═════ Entries ═════
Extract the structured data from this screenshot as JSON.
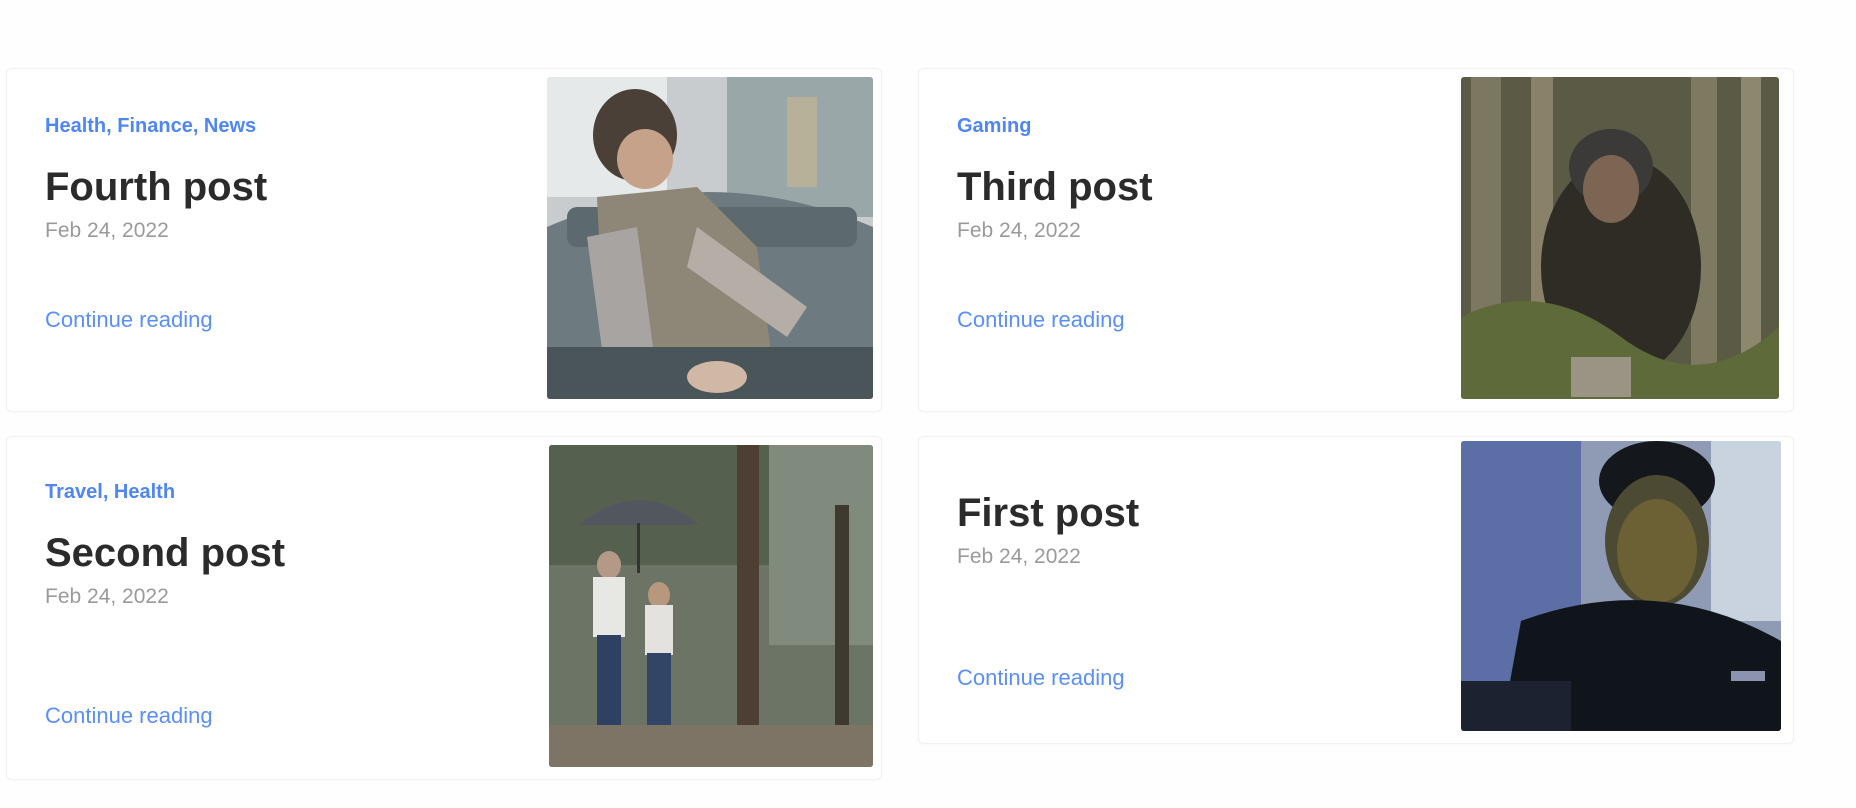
{
  "posts": [
    {
      "category": "Health, Finance, News",
      "title": "Fourth post",
      "date": "Feb 24, 2022",
      "link": "Continue reading",
      "image": "man-leaning-on-car-photo"
    },
    {
      "category": "Gaming",
      "title": "Third post",
      "date": "Feb 24, 2022",
      "link": "Continue reading",
      "image": "person-among-trees-photo"
    },
    {
      "category": "Travel, Health",
      "title": "Second post",
      "date": "Feb 24, 2022",
      "link": "Continue reading",
      "image": "people-with-umbrella-photo"
    },
    {
      "category": "",
      "title": "First post",
      "date": "Feb 24, 2022",
      "link": "Continue reading",
      "image": "man-portrait-photo"
    }
  ],
  "colors": {
    "accent": "#4f86f7",
    "title": "#2b2b2b",
    "muted": "#9a9a9a",
    "background": "#fefefe"
  }
}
═════
## Task statement:
Look for "image" and pull out every line that has it.

## Written solution:
      "image": "man-leaning-on-car-photo"
      "image": "person-among-trees-photo"
      "image": "people-with-umbrella-photo"
      "image": "man-portrait-photo"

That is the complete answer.